Structured figure records =
********************

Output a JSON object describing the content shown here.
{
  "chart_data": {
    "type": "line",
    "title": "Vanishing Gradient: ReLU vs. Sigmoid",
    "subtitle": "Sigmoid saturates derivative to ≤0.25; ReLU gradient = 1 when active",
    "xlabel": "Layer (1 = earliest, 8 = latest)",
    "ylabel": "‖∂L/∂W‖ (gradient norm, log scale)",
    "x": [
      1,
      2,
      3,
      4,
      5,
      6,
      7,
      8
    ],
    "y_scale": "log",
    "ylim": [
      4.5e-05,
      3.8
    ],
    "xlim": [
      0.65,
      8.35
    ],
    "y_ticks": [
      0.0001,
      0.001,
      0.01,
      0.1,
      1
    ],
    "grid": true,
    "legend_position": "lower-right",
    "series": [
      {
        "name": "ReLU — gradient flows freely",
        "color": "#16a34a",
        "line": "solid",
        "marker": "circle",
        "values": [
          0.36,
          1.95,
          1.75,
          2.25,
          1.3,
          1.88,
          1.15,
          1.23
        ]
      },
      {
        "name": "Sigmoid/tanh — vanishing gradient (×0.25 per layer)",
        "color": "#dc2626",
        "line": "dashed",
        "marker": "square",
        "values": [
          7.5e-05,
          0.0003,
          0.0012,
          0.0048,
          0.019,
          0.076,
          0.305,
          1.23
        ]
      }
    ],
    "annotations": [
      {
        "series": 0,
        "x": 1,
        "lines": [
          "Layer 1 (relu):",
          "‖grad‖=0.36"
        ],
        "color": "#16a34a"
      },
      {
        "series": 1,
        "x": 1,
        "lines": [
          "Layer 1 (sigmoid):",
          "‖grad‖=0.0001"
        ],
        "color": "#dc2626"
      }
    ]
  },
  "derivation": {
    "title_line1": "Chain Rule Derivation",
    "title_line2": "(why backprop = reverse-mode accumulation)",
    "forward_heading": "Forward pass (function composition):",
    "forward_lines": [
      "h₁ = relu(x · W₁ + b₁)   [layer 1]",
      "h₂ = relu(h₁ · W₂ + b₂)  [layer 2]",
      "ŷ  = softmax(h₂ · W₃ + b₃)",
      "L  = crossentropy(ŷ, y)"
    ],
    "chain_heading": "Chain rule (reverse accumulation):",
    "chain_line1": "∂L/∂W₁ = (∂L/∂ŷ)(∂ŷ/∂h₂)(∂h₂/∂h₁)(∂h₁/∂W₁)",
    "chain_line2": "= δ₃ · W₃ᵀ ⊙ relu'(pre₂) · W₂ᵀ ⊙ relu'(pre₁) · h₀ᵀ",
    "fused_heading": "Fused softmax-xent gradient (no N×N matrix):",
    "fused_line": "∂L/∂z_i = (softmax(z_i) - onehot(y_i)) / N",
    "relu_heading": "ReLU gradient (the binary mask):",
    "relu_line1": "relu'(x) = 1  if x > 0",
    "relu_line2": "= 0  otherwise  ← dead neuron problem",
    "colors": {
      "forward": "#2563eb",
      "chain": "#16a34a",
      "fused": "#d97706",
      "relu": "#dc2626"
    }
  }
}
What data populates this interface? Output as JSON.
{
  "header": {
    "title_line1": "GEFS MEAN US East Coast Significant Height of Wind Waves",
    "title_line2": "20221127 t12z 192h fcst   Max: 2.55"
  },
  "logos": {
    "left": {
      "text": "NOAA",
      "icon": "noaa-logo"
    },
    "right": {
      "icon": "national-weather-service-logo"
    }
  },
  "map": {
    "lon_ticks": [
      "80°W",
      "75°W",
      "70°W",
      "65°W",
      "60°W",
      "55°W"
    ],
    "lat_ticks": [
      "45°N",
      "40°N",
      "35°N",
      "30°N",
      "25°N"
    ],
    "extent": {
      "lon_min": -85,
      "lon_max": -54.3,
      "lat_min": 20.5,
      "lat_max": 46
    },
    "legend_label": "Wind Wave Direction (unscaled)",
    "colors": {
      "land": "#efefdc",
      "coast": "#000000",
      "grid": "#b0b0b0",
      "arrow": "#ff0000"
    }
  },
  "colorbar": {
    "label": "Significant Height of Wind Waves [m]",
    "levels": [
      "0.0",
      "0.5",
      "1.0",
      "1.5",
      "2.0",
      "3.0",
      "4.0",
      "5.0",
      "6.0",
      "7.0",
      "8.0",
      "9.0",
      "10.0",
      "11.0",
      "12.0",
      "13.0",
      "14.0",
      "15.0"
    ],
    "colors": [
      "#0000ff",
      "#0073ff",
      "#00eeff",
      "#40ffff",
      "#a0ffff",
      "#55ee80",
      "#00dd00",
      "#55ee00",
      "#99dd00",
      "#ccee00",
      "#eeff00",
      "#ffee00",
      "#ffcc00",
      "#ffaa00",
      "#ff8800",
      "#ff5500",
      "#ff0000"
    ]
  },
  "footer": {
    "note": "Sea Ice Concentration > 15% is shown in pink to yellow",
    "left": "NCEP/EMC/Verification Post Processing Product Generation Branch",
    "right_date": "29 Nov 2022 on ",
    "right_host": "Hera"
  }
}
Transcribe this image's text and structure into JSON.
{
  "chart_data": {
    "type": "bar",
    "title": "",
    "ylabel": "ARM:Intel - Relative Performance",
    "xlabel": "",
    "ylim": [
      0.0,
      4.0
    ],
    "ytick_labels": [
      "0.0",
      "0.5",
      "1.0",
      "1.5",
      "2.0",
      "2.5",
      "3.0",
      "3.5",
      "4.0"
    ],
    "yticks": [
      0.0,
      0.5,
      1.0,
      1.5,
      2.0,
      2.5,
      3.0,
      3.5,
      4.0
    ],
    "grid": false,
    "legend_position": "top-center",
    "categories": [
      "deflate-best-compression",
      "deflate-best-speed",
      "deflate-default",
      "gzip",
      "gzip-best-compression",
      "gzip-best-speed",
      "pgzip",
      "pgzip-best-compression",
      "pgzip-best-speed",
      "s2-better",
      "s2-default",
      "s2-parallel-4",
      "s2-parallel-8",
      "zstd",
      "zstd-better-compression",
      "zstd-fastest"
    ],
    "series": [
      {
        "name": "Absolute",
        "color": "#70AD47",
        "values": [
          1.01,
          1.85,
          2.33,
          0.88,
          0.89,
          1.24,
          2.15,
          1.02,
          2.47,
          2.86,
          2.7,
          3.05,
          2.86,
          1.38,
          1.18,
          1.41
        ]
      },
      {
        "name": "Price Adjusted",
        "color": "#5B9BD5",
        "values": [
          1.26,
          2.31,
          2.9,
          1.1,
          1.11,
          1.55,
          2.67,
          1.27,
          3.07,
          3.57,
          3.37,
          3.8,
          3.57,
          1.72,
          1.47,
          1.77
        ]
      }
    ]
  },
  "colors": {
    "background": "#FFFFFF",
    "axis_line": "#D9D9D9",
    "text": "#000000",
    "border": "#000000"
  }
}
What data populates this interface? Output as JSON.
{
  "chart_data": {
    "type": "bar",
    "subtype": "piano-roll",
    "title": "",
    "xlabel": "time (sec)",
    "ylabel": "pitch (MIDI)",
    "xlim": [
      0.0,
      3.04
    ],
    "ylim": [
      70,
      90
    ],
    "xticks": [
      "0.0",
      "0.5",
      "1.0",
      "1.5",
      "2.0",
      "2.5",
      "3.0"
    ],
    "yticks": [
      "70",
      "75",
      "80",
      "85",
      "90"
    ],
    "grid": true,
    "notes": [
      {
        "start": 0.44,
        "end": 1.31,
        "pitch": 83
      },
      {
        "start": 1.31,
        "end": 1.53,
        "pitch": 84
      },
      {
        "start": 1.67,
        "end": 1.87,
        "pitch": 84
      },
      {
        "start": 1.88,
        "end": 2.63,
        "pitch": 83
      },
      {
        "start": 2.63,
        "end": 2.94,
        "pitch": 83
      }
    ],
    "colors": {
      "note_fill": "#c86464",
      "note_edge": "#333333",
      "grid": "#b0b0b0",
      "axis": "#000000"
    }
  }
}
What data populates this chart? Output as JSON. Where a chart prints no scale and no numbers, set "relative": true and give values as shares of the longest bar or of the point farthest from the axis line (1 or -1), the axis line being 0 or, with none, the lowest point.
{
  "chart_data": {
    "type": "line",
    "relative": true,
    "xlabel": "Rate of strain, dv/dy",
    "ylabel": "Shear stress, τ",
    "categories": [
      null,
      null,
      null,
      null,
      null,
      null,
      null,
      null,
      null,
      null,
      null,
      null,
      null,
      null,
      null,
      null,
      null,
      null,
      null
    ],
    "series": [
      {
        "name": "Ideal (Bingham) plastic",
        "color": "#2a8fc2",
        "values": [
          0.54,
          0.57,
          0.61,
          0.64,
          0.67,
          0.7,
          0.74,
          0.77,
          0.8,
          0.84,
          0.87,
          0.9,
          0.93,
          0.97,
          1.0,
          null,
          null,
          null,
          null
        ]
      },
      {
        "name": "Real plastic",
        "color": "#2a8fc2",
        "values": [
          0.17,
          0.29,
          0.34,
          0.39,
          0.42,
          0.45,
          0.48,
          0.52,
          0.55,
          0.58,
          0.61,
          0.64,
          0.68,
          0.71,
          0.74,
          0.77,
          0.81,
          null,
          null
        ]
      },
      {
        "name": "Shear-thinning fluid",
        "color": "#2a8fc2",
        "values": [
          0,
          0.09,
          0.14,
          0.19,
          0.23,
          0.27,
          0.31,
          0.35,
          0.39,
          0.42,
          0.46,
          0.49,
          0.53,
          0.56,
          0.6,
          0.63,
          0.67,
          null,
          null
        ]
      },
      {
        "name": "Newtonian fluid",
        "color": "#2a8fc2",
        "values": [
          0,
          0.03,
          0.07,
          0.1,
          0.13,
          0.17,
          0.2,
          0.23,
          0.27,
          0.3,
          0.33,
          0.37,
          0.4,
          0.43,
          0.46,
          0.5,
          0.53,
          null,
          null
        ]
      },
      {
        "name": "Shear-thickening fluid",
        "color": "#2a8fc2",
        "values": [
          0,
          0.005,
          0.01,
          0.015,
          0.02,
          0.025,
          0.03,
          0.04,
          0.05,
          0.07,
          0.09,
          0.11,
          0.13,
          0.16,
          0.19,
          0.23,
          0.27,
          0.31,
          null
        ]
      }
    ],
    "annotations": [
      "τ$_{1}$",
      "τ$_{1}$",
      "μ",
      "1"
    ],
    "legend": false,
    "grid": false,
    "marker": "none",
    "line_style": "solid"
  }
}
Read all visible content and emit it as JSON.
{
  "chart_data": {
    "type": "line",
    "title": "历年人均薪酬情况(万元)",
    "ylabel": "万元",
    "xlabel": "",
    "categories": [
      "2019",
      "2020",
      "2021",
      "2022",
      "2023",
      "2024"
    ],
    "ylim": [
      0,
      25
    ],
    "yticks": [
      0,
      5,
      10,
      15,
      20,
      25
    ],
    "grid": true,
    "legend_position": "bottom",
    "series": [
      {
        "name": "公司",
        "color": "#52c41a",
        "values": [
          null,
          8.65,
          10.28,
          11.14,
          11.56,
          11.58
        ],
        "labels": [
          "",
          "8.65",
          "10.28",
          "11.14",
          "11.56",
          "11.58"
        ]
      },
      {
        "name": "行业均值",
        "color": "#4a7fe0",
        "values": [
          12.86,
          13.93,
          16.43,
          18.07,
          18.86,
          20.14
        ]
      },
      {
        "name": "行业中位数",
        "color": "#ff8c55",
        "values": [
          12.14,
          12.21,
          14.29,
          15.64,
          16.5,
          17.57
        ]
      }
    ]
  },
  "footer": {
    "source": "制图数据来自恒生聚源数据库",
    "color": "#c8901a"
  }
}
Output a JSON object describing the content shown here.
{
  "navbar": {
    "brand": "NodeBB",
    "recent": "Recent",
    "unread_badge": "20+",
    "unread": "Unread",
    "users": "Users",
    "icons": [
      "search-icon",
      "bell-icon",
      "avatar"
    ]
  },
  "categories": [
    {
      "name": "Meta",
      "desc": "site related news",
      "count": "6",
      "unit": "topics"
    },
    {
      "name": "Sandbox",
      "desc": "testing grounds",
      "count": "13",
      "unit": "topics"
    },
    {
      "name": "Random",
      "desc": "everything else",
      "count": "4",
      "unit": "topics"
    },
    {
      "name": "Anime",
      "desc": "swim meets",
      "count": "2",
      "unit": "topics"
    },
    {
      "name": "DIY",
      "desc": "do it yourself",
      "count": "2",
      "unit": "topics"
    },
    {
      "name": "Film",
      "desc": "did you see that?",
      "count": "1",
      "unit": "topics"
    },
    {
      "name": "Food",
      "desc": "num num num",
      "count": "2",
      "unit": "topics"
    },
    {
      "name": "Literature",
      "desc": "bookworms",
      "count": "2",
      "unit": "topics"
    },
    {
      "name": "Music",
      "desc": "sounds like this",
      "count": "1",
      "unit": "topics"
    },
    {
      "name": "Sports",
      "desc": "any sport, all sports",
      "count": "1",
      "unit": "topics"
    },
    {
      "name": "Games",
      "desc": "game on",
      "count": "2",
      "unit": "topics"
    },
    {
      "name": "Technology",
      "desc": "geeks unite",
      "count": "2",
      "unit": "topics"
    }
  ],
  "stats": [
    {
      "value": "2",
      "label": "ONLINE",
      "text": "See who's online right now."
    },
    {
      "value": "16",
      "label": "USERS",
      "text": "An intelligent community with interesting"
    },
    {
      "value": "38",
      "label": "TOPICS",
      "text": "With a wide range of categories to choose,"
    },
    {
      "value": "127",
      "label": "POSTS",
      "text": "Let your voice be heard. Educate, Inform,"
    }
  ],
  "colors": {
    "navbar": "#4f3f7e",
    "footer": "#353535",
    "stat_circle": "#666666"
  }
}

********************

Given request =
Filter the entries down to the lines with the word "reverse" in them.

Written solution =
    "title_line2": "(why backprop = reverse-mode accumulation)",
    "chain_heading": "Chain rule (reverse accumulation):",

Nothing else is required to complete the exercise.